Look through the material below and count the lines with the string "newly". Report only the count.

▶ Data records

########

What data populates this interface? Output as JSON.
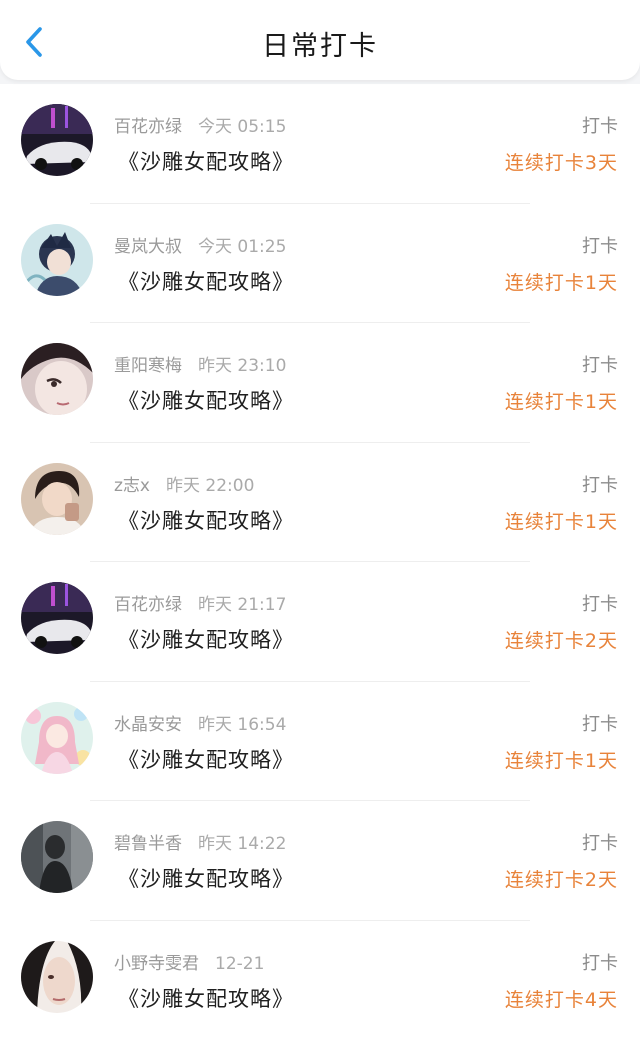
{
  "header": {
    "title": "日常打卡",
    "back_icon": "chevron-left-icon",
    "accent_color": "#2a97e8"
  },
  "checkins": [
    {
      "user": "百花亦绿",
      "time": "今天 05:15",
      "post": "《沙雕女配攻略》",
      "tag": "打卡",
      "streak": "连续打卡3天"
    },
    {
      "user": "曼岚大叔",
      "time": "今天 01:25",
      "post": "《沙雕女配攻略》",
      "tag": "打卡",
      "streak": "连续打卡1天"
    },
    {
      "user": "重阳寒梅",
      "time": "昨天 23:10",
      "post": "《沙雕女配攻略》",
      "tag": "打卡",
      "streak": "连续打卡1天"
    },
    {
      "user": "z志x",
      "time": "昨天 22:00",
      "post": "《沙雕女配攻略》",
      "tag": "打卡",
      "streak": "连续打卡1天"
    },
    {
      "user": "百花亦绿",
      "time": "昨天 21:17",
      "post": "《沙雕女配攻略》",
      "tag": "打卡",
      "streak": "连续打卡2天"
    },
    {
      "user": "水晶安安",
      "time": "昨天 16:54",
      "post": "《沙雕女配攻略》",
      "tag": "打卡",
      "streak": "连续打卡1天"
    },
    {
      "user": "碧鲁半香",
      "time": "昨天 14:22",
      "post": "《沙雕女配攻略》",
      "tag": "打卡",
      "streak": "连续打卡2天"
    },
    {
      "user": "小野寺雯君",
      "time": "12-21",
      "post": "《沙雕女配攻略》",
      "tag": "打卡",
      "streak": "连续打卡4天"
    }
  ],
  "colors": {
    "streak": "#e8833a",
    "muted_text": "#9a9a9a"
  }
}
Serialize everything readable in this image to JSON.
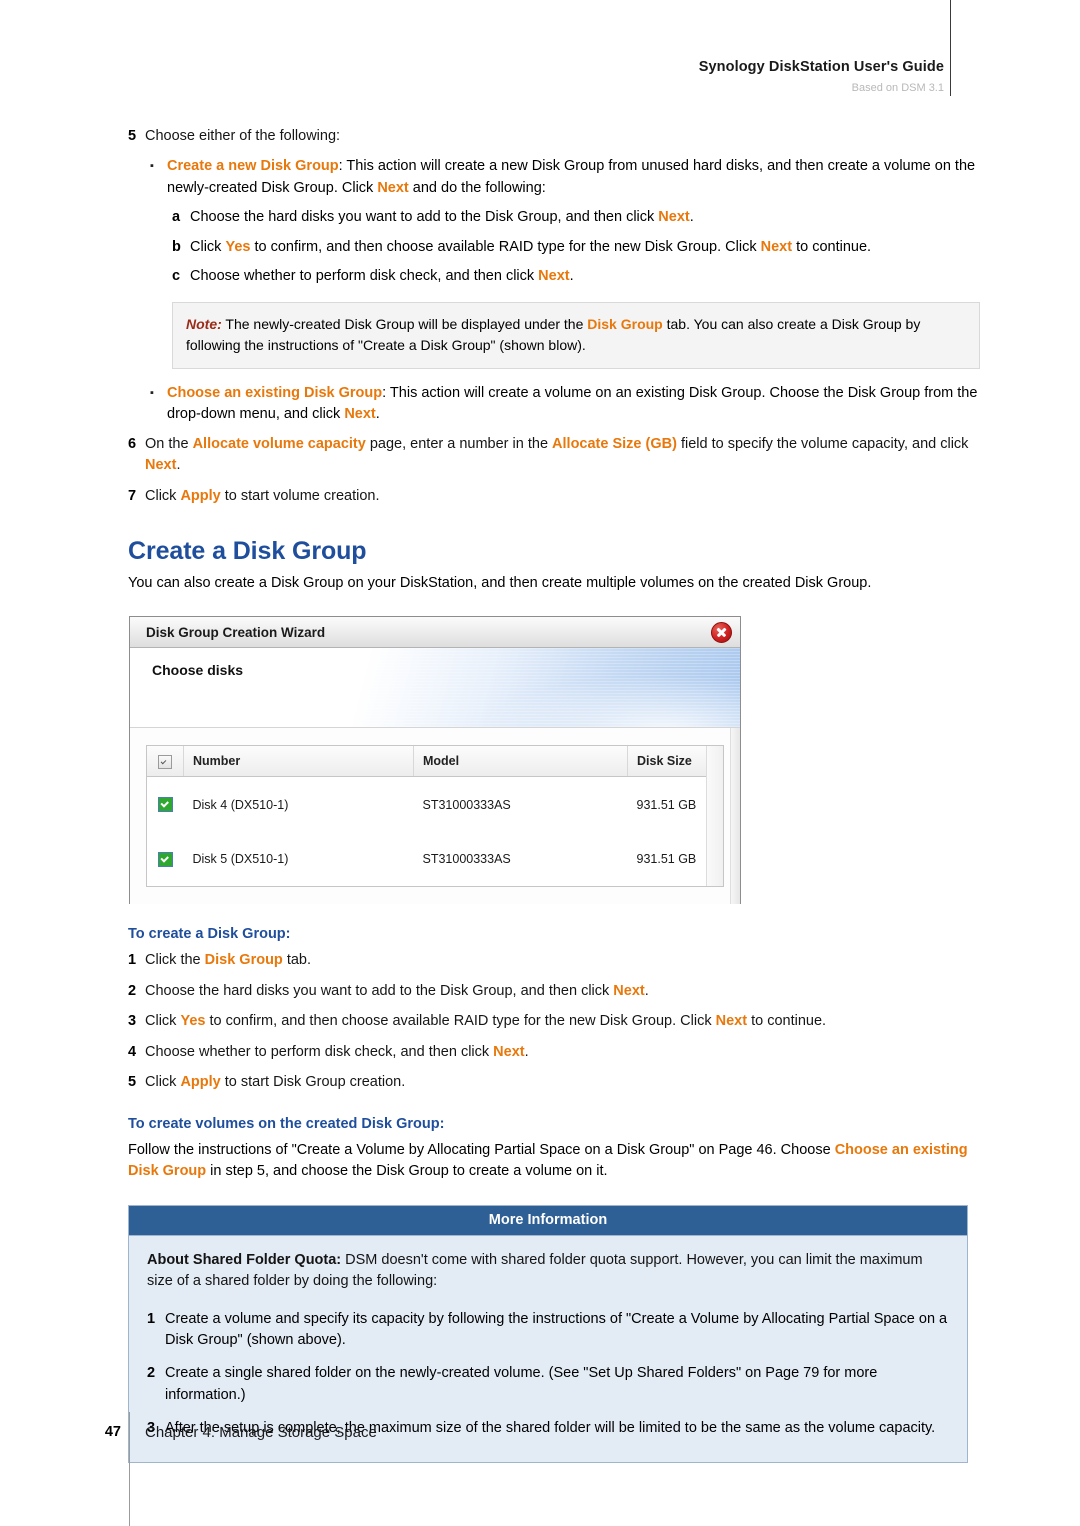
{
  "header": {
    "title": "Synology DiskStation User's Guide",
    "subtitle": "Based on DSM 3.1"
  },
  "steps_top": {
    "s5_num": "5",
    "s5_text": "Choose either of the following:",
    "bullet1_label": "Create a new Disk Group",
    "bullet1_text_a": ": This action will create a new Disk Group from unused hard disks, and then create a volume on the newly-created Disk Group. Click ",
    "bullet1_next": "Next",
    "bullet1_text_b": " and do the following:",
    "a_letter": "a",
    "a_text_a": "Choose the hard disks you want to add to the Disk Group, and then click ",
    "a_next": "Next",
    "a_text_b": ".",
    "b_letter": "b",
    "b_text_a": "Click ",
    "b_yes": "Yes",
    "b_text_b": " to confirm, and then choose available RAID type for the new Disk Group. Click ",
    "b_next": "Next",
    "b_text_c": " to continue.",
    "c_letter": "c",
    "c_text_a": "Choose whether to perform disk check, and then click ",
    "c_next": "Next",
    "c_text_b": "."
  },
  "note": {
    "label": "Note:",
    "text_a": " The newly-created Disk Group will be displayed under the ",
    "disk_group": "Disk Group",
    "text_b": " tab. You can also create a Disk Group by following the instructions of \"Create a Disk Group\" (shown blow)."
  },
  "bullet2": {
    "label": "Choose an existing Disk Group",
    "text_a": ": This action will create a volume on an existing Disk Group. Choose the Disk Group from the drop-down menu, and click ",
    "next": "Next",
    "text_b": "."
  },
  "steps_mid": {
    "s6_num": "6",
    "s6_text_a": "On the ",
    "s6_hl1": "Allocate volume capacity",
    "s6_text_b": " page, enter a number in the ",
    "s6_hl2": "Allocate Size (GB)",
    "s6_text_c": " field to specify the volume capacity, and click ",
    "s6_next": "Next",
    "s6_text_d": ".",
    "s7_num": "7",
    "s7_text_a": "Click ",
    "s7_apply": "Apply",
    "s7_text_b": " to start volume creation."
  },
  "section": {
    "heading": "Create a Disk Group",
    "intro": "You can also create a Disk Group on your DiskStation, and then create multiple volumes on the created Disk Group."
  },
  "wizard": {
    "title": "Disk Group Creation Wizard",
    "close_icon": "close-icon",
    "step_title": "Choose disks",
    "columns": [
      "",
      "Number",
      "Model",
      "Disk Size"
    ],
    "rows": [
      {
        "checked": true,
        "number": "Disk 4 (DX510-1)",
        "model": "ST31000333AS",
        "size": "931.51 GB"
      },
      {
        "checked": true,
        "number": "Disk 5 (DX510-1)",
        "model": "ST31000333AS",
        "size": "931.51 GB"
      }
    ]
  },
  "create_group": {
    "heading": "To create a Disk Group:",
    "s1_num": "1",
    "s1_text_a": "Click the ",
    "s1_hl": "Disk Group",
    "s1_text_b": " tab.",
    "s2_num": "2",
    "s2_text_a": "Choose the hard disks you want to add to the Disk Group, and then click ",
    "s2_next": "Next",
    "s2_text_b": ".",
    "s3_num": "3",
    "s3_text_a": "Click ",
    "s3_yes": "Yes",
    "s3_text_b": " to confirm, and then choose available RAID type for the new Disk Group. Click ",
    "s3_next": "Next",
    "s3_text_c": " to continue.",
    "s4_num": "4",
    "s4_text_a": "Choose whether to perform disk check, and then click ",
    "s4_next": "Next",
    "s4_text_b": ".",
    "s5_num": "5",
    "s5_text_a": "Click ",
    "s5_apply": "Apply",
    "s5_text_b": " to start Disk Group creation."
  },
  "create_volumes": {
    "heading": "To create volumes on the created Disk Group:",
    "text_a": "Follow the instructions of \"Create a Volume by Allocating Partial Space on a Disk Group\" on Page 46. Choose ",
    "hl": "Choose an existing Disk Group",
    "text_b": " in step 5, and choose the Disk Group to create a volume on it."
  },
  "more_info": {
    "header": "More Information",
    "lead_label": "About Shared Folder Quota:",
    "lead_text": " DSM doesn't come with shared folder quota support. However, you can limit the maximum size of a shared folder by doing the following:",
    "s1_num": "1",
    "s1_text": "Create a volume and specify its capacity by following the instructions of \"Create a Volume by Allocating Partial Space on a Disk Group\" (shown above).",
    "s2_num": "2",
    "s2_text": "Create a single shared folder on the newly-created volume. (See \"Set Up Shared Folders\" on Page 79 for more information.)",
    "s3_num": "3",
    "s3_text": "After the setup is complete, the maximum size of the shared folder will be limited to be the same as the volume capacity."
  },
  "footer": {
    "page_number": "47",
    "chapter": "Chapter 4: Manage Storage Space"
  },
  "colors": {
    "accent_orange": "#E8780C",
    "heading_blue": "#1F4E9C",
    "info_header_blue": "#2E5F95",
    "note_red": "#9C2B18"
  }
}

########

▶ Answer
3